## CHALLENGE
Below are some records. How many of their lines contain the string "name"? Give the number only.

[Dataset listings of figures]
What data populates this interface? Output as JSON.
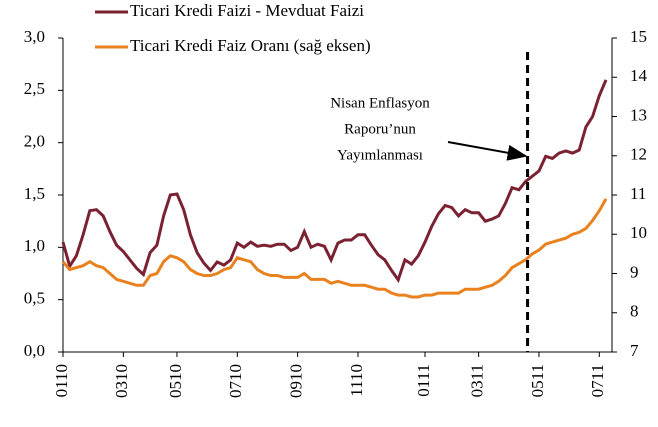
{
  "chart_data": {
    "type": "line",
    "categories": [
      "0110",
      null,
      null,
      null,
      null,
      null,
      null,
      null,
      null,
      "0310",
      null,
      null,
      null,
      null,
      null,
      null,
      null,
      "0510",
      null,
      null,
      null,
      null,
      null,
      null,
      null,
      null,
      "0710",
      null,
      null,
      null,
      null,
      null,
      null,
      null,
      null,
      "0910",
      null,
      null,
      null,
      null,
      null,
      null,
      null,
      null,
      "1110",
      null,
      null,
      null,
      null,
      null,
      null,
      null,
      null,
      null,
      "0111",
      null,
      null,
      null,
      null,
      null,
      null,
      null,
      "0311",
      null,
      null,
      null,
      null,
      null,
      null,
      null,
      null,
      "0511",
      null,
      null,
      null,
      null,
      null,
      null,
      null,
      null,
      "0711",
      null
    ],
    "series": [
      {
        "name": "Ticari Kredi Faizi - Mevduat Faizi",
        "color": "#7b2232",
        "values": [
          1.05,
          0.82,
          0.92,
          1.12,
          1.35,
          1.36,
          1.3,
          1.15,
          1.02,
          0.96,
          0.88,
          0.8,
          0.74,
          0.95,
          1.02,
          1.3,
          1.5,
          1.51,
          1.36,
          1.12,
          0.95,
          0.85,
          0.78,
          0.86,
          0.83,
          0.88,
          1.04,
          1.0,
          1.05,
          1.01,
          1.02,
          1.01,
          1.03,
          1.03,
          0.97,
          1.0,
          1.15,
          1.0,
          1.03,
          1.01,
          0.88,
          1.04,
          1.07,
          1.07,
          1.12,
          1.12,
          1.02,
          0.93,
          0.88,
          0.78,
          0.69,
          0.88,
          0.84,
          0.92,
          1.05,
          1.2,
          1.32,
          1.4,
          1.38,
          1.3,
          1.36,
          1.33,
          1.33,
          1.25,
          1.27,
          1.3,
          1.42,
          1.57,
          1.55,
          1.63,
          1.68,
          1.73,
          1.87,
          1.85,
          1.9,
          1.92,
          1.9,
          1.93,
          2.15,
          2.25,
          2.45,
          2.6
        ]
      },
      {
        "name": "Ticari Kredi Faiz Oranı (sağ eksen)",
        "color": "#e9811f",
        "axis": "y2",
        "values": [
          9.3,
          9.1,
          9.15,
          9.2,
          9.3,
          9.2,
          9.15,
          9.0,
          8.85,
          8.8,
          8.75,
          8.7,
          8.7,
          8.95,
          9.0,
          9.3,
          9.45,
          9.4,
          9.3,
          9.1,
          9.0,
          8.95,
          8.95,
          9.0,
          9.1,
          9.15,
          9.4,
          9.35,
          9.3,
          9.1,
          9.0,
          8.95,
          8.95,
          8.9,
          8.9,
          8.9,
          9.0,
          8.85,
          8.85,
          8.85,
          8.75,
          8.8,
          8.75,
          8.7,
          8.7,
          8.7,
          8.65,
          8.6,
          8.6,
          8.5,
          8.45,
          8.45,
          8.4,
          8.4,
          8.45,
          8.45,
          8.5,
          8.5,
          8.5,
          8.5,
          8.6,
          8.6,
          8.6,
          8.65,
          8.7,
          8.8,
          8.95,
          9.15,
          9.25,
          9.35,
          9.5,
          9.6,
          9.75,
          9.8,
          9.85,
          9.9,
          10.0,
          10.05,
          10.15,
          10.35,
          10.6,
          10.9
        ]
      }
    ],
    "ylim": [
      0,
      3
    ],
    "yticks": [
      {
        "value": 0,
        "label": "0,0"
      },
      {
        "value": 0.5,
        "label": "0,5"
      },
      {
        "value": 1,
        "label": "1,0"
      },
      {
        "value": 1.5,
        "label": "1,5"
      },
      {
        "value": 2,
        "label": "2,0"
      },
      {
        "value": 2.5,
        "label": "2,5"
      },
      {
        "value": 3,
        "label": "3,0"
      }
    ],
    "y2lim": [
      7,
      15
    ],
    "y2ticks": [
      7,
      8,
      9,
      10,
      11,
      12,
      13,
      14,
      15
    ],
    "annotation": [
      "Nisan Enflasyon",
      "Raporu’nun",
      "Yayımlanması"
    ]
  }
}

## COMPLETE OUTPUT
2